Document excerpt:
-.-.-

The proportion of specific drug combinations varied substantially by class of PO deaths (Table 1). At both periods, the most frequent combination was with benzodiazepines: 16.8% in 2002–03, 27.9% in 2014–15. Antidepressants (13.2%) and cocaine (12.6%) were next in 2002–03, heroin (15.4%) and alcohol (13.7%) in 2014–15. In 2014–15, among (1) natural and semisynthetic opioids and (2) methadone deaths, benzodiazepines ranked first (27.9%), heroin was next but a third as prevalent (15.4%). Among SO-M deaths, heroin was first (24.5%) and benzodiazepines a close second (20.0%). Although heroin-related deaths increased more than any other drug combination among all three PO classes, the change ratio for heroin was strikingly higher among SO-M (21.3 [95% CI = 15.0–30.3]) than natural/semisynthetic opioids (1.5 [95% CI = 1.4–1.7]) and methadone (5.3 [95% CI = 4.3–6.6]) deaths. Cocaine-related deaths decreased among natural/semisynthetic opioids (0.6 [95% CI = 0.6–0.7]) and methadone (0.6 [95% CI = 0.5–0.7]) deaths, but doubled (2.2 [95% CI = 1.9–2.6]) among SO-M deaths.

-.-.-

Data extracts:
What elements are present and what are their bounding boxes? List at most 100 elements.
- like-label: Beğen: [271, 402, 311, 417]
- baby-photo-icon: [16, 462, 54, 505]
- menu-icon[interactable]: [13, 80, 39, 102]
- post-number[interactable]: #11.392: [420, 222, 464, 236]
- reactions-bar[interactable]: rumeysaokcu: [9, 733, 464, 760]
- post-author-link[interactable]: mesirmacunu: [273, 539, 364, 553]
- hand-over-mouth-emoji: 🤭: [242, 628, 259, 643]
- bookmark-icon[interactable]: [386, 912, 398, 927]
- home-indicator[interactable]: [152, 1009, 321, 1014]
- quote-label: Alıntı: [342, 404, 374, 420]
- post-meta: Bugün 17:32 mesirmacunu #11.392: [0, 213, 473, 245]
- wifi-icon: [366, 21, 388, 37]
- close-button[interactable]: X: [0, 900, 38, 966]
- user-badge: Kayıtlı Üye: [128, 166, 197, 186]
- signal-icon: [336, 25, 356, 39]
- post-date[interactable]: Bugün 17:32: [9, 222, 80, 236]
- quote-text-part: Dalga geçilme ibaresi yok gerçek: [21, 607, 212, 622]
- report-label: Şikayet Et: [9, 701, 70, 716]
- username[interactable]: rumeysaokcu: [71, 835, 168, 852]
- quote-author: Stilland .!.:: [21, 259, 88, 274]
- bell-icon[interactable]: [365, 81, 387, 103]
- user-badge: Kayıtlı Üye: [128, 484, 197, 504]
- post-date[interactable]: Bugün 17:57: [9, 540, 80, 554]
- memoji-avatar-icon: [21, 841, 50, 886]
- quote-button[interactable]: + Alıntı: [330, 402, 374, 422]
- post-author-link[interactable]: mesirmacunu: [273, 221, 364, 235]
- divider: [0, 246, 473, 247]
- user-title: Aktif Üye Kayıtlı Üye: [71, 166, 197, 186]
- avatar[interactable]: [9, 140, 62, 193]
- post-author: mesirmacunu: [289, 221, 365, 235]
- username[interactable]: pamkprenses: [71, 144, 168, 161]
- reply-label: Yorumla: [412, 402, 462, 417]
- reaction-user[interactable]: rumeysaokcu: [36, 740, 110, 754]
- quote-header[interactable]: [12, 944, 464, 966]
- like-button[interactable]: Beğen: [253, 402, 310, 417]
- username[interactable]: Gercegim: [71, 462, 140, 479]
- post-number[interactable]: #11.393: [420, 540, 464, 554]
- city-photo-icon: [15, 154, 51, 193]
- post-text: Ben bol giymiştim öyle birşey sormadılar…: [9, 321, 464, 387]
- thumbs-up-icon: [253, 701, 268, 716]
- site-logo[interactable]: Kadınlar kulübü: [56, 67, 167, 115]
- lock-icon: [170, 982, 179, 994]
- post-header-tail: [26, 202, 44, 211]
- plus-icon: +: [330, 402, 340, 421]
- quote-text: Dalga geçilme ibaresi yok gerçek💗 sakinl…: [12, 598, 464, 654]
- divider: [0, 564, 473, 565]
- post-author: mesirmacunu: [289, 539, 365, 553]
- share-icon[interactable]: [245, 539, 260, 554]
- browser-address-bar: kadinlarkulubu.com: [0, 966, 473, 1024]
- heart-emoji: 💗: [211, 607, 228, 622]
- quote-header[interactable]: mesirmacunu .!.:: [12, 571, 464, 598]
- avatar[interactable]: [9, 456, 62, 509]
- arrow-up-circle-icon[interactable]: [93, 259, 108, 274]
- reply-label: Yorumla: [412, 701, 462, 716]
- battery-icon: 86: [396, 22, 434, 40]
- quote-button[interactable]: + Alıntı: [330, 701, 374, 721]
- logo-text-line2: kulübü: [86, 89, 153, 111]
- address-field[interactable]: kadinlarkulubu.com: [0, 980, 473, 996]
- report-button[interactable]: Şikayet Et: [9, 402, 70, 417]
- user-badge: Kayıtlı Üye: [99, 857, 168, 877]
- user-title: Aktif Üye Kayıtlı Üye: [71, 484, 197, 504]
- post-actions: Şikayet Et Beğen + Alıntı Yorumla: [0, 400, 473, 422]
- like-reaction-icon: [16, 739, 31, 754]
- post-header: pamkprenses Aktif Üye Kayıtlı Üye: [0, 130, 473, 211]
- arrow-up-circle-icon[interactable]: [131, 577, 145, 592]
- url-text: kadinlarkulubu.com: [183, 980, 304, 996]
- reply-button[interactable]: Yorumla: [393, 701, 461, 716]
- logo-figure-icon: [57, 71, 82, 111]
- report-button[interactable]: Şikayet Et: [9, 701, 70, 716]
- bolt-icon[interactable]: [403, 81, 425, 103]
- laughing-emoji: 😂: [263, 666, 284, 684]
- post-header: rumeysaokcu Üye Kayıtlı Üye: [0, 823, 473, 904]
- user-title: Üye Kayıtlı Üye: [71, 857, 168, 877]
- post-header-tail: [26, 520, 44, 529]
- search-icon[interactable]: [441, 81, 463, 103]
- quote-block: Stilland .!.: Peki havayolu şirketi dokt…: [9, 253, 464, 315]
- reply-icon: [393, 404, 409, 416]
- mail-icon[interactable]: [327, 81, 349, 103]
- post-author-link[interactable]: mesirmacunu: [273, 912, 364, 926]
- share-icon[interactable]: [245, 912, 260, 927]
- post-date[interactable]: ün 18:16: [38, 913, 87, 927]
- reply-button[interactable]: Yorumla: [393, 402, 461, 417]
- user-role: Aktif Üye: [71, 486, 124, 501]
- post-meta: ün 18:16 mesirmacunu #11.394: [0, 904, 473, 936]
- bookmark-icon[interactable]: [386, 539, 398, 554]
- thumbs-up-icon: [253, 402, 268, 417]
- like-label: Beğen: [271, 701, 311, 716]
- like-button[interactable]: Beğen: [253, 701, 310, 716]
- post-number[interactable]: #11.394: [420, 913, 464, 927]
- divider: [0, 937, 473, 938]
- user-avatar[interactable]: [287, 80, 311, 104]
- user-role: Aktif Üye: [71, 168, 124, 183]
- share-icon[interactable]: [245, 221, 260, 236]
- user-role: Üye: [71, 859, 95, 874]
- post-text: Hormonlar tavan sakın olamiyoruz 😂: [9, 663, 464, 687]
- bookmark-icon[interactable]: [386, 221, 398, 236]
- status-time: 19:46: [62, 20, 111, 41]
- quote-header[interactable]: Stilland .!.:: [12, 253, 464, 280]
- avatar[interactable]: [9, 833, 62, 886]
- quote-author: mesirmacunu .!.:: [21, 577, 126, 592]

-.-.-

Aim of the exercise:
Copy out the full passage above on drug combinations in opioid deaths, word for word.

Answer to this task:
The proportion of specific drug combinations varied substantially by class of PO deaths (Table 1). At both periods, the most frequent combination was with benzodiazepines: 16.8% in 2002–03, 27.9% in 2014–15. Antidepressants (13.2%) and cocaine (12.6%) were next in 2002–03, heroin (15.4%) and alcohol (13.7%) in 2014–15. In 2014–15, among (1) natural and semisynthetic opioids and (2) methadone deaths, benzodiazepines ranked first (27.9%), heroin was next but a third as prevalent (15.4%). Among SO-M deaths, heroin was first (24.5%) and benzodiazepines a close second (20.0%). Although heroin-related deaths increased more than any other drug combination among all three PO classes, the change ratio for heroin was strikingly higher among SO-M (21.3 [95% CI = 15.0–30.3]) than natural/semisynthetic opioids (1.5 [95% CI = 1.4–1.7]) and methadone (5.3 [95% CI = 4.3–6.6]) deaths. Cocaine-related deaths decreased among natural/semisynthetic opioids (0.6 [95% CI = 0.6–0.7]) and methadone (0.6 [95% CI = 0.5–0.7]) deaths, but doubled (2.2 [95% CI = 1.9–2.6]) among SO-M deaths.